What the task asks » Could you extract every entry below and reproduce it exactly?

(Collected data entries)
============

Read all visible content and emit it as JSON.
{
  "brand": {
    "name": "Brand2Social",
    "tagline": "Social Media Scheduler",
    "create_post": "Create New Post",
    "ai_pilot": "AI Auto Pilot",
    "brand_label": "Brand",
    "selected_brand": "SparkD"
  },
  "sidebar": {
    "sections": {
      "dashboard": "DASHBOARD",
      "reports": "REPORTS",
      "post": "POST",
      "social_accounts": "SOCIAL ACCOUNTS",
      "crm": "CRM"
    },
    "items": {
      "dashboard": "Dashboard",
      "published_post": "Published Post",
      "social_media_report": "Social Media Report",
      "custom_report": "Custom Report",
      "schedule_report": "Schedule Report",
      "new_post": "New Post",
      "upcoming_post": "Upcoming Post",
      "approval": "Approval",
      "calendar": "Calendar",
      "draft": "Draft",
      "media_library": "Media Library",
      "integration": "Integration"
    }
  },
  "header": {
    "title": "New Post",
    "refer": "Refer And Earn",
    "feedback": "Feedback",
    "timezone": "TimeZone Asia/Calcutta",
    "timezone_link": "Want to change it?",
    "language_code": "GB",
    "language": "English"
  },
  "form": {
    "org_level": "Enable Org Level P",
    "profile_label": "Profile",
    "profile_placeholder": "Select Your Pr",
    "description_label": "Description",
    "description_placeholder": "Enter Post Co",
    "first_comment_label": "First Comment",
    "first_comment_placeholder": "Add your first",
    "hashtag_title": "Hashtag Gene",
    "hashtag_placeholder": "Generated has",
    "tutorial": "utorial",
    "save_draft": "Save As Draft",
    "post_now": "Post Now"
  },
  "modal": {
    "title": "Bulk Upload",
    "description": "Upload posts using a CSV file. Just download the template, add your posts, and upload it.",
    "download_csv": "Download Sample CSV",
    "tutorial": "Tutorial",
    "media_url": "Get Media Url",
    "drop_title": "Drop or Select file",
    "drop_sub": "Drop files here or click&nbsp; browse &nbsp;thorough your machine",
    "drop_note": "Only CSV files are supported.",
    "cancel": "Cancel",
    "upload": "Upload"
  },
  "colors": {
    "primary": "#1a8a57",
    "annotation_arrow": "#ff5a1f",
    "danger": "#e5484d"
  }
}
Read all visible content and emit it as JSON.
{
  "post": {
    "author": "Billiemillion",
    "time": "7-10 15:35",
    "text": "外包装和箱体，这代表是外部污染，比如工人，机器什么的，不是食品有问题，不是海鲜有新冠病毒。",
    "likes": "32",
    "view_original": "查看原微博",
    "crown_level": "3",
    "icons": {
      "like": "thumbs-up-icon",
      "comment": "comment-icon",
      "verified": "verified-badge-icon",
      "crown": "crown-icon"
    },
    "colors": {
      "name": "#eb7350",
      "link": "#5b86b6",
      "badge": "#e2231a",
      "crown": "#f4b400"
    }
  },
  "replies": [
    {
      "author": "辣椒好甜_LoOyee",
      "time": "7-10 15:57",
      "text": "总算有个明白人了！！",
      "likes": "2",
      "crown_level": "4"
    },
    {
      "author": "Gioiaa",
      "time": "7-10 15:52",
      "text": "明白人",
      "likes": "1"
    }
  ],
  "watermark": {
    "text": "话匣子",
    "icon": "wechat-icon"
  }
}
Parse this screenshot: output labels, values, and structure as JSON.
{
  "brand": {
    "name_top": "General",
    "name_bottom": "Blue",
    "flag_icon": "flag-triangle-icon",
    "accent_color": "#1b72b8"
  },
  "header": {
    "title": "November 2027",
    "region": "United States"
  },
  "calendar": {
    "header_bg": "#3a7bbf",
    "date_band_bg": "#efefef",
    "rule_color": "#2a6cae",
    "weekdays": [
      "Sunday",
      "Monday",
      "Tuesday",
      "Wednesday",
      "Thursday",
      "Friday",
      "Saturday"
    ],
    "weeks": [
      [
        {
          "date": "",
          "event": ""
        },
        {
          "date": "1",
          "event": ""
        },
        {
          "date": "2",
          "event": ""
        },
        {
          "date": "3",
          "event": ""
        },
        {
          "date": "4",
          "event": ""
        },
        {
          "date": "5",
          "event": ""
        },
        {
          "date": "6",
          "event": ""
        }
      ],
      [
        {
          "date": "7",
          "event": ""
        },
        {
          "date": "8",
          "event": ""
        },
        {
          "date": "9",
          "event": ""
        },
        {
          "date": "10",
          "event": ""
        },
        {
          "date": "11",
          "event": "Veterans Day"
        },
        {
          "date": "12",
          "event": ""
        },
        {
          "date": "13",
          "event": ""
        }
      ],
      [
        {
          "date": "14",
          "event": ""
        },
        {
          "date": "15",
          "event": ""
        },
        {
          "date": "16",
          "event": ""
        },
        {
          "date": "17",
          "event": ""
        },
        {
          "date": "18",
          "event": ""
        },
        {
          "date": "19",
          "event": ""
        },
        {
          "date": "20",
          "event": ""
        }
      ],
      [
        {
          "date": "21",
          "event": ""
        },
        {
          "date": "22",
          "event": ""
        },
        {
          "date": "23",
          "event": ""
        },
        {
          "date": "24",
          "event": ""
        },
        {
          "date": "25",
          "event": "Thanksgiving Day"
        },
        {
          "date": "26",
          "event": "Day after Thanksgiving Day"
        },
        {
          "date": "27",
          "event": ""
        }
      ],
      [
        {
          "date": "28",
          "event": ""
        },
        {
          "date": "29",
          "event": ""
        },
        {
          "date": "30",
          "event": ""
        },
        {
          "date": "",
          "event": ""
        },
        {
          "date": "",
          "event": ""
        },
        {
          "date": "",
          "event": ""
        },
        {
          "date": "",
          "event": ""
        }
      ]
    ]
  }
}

============

Response »
Read all visible content and emit it as JSON.
{
  "brand": {
    "name": "Brand2Social",
    "tagline": "Social Media Scheduler",
    "create_post": "Create New Post",
    "ai_pilot": "AI Auto Pilot",
    "brand_label": "Brand",
    "selected_brand": "SparkD"
  },
  "sidebar": {
    "sections": {
      "dashboard": "DASHBOARD",
      "reports": "REPORTS",
      "post": "POST",
      "social_accounts": "SOCIAL ACCOUNTS",
      "crm": "CRM"
    },
    "items": {
      "dashboard": "Dashboard",
      "published_post": "Published Post",
      "social_media_report": "Social Media Report",
      "custom_report": "Custom Report",
      "schedule_report": "Schedule Report",
      "new_post": "New Post",
      "upcoming_post": "Upcoming Post",
      "approval": "Approval",
      "calendar": "Calendar",
      "draft": "Draft",
      "media_library": "Media Library",
      "integration": "Integration"
    }
  },
  "header": {
    "title": "New Post",
    "refer": "Refer And Earn",
    "feedback": "Feedback",
    "timezone": "TimeZone Asia/Calcutta",
    "timezone_link": "Want to change it?",
    "language_code": "GB",
    "language": "English"
  },
  "form": {
    "org_level": "Enable Org Level P",
    "profile_label": "Profile",
    "profile_placeholder": "Select Your Pr",
    "description_label": "Description",
    "description_placeholder": "Enter Post Co",
    "first_comment_label": "First Comment",
    "first_comment_placeholder": "Add your first",
    "hashtag_title": "Hashtag Gene",
    "hashtag_placeholder": "Generated has",
    "tutorial": "utorial",
    "save_draft": "Save As Draft",
    "post_now": "Post Now"
  },
  "modal": {
    "title": "Bulk Upload",
    "description": "Upload posts using a CSV file. Just download the template, add your posts, and upload it.",
    "download_csv": "Download Sample CSV",
    "tutorial": "Tutorial",
    "media_url": "Get Media Url",
    "drop_title": "Drop or Select file",
    "drop_sub": "Drop files here or click&nbsp; browse &nbsp;thorough your machine",
    "drop_note": "Only CSV files are supported.",
    "cancel": "Cancel",
    "upload": "Upload"
  },
  "colors": {
    "primary": "#1a8a57",
    "annotation_arrow": "#ff5a1f",
    "danger": "#e5484d"
  }
}
Read all visible content and emit it as JSON.
{
  "post": {
    "author": "Billiemillion",
    "time": "7-10 15:35",
    "text": "外包装和箱体，这代表是外部污染，比如工人，机器什么的，不是食品有问题，不是海鲜有新冠病毒。",
    "likes": "32",
    "view_original": "查看原微博",
    "crown_level": "3",
    "icons": {
      "like": "thumbs-up-icon",
      "comment": "comment-icon",
      "verified": "verified-badge-icon",
      "crown": "crown-icon"
    },
    "colors": {
      "name": "#eb7350",
      "link": "#5b86b6",
      "badge": "#e2231a",
      "crown": "#f4b400"
    }
  },
  "replies": [
    {
      "author": "辣椒好甜_LoOyee",
      "time": "7-10 15:57",
      "text": "总算有个明白人了！！",
      "likes": "2",
      "crown_level": "4"
    },
    {
      "author": "Gioiaa",
      "time": "7-10 15:52",
      "text": "明白人",
      "likes": "1"
    }
  ],
  "watermark": {
    "text": "话匣子",
    "icon": "wechat-icon"
  }
}
Parse this screenshot: output labels, values, and structure as JSON.
{
  "brand": {
    "name_top": "General",
    "name_bottom": "Blue",
    "flag_icon": "flag-triangle-icon",
    "accent_color": "#1b72b8"
  },
  "header": {
    "title": "November 2027",
    "region": "United States"
  },
  "calendar": {
    "header_bg": "#3a7bbf",
    "date_band_bg": "#efefef",
    "rule_color": "#2a6cae",
    "weekdays": [
      "Sunday",
      "Monday",
      "Tuesday",
      "Wednesday",
      "Thursday",
      "Friday",
      "Saturday"
    ],
    "weeks": [
      [
        {
          "date": "",
          "event": ""
        },
        {
          "date": "1",
          "event": ""
        },
        {
          "date": "2",
          "event": ""
        },
        {
          "date": "3",
          "event": ""
        },
        {
          "date": "4",
          "event": ""
        },
        {
          "date": "5",
          "event": ""
        },
        {
          "date": "6",
          "event": ""
        }
      ],
      [
        {
          "date": "7",
          "event": ""
        },
        {
          "date": "8",
          "event": ""
        },
        {
          "date": "9",
          "event": ""
        },
        {
          "date": "10",
          "event": ""
        },
        {
          "date": "11",
          "event": "Veterans Day"
        },
        {
          "date": "12",
          "event": ""
        },
        {
          "date": "13",
          "event": ""
        }
      ],
      [
        {
          "date": "14",
          "event": ""
        },
        {
          "date": "15",
          "event": ""
        },
        {
          "date": "16",
          "event": ""
        },
        {
          "date": "17",
          "event": ""
        },
        {
          "date": "18",
          "event": ""
        },
        {
          "date": "19",
          "event": ""
        },
        {
          "date": "20",
          "event": ""
        }
      ],
      [
        {
          "date": "21",
          "event": ""
        },
        {
          "date": "22",
          "event": ""
        },
        {
          "date": "23",
          "event": ""
        },
        {
          "date": "24",
          "event": ""
        },
        {
          "date": "25",
          "event": "Thanksgiving Day"
        },
        {
          "date": "26",
          "event": "Day after Thanksgiving Day"
        },
        {
          "date": "27",
          "event": ""
        }
      ],
      [
        {
          "date": "28",
          "event": ""
        },
        {
          "date": "29",
          "event": ""
        },
        {
          "date": "30",
          "event": ""
        },
        {
          "date": "",
          "event": ""
        },
        {
          "date": "",
          "event": ""
        },
        {
          "date": "",
          "event": ""
        },
        {
          "date": "",
          "event": ""
        }
      ]
    ]
  }
}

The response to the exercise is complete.